#### What is being asked
Every line with the string "Wave" should be gathered.

#### Excerpted records
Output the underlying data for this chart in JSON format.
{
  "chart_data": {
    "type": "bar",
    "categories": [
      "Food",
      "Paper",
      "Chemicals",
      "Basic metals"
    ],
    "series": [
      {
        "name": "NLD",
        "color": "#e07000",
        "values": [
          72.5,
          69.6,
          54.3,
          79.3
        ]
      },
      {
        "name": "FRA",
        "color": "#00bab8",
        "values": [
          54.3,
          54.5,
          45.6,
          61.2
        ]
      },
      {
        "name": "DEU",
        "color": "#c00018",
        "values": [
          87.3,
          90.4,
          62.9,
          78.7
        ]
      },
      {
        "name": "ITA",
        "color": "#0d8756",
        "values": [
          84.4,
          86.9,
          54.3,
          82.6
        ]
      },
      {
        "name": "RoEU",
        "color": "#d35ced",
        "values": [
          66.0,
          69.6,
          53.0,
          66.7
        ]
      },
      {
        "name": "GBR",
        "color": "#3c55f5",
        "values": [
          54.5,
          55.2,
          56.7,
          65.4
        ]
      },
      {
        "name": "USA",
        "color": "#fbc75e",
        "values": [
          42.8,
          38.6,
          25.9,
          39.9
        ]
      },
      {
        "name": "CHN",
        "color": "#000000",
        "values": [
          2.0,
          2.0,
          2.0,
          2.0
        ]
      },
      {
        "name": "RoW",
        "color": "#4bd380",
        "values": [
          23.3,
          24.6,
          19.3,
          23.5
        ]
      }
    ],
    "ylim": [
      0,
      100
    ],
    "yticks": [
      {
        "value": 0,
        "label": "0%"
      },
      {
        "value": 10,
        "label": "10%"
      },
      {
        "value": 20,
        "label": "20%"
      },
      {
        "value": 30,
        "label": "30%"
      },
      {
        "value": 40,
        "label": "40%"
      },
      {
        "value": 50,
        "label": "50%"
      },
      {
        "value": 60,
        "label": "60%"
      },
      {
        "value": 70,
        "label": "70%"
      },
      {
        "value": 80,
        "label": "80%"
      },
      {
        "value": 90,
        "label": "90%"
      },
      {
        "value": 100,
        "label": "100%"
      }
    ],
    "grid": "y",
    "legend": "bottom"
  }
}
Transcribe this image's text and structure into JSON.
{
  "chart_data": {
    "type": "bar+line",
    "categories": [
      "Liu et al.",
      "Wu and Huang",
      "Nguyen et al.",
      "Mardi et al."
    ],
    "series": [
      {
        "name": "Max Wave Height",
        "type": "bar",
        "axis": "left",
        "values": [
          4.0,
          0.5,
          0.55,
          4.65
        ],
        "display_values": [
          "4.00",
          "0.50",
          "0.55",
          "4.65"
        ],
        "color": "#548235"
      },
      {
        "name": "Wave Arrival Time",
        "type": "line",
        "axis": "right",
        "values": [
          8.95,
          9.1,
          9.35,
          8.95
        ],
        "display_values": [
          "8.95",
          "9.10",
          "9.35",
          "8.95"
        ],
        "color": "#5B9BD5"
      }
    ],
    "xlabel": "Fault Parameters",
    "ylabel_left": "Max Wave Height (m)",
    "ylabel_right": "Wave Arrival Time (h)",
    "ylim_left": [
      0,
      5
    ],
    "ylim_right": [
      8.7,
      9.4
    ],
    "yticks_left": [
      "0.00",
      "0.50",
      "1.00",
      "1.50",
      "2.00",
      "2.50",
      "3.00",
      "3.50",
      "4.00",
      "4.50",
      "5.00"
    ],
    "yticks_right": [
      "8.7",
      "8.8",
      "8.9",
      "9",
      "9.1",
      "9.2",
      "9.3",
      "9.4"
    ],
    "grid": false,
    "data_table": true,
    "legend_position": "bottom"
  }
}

#### Written response
        "name": "Max Wave Height",
        "name": "Wave Arrival Time",
    "ylabel_left": "Max Wave Height (m)",
    "ylabel_right": "Wave Arrival Time (h)",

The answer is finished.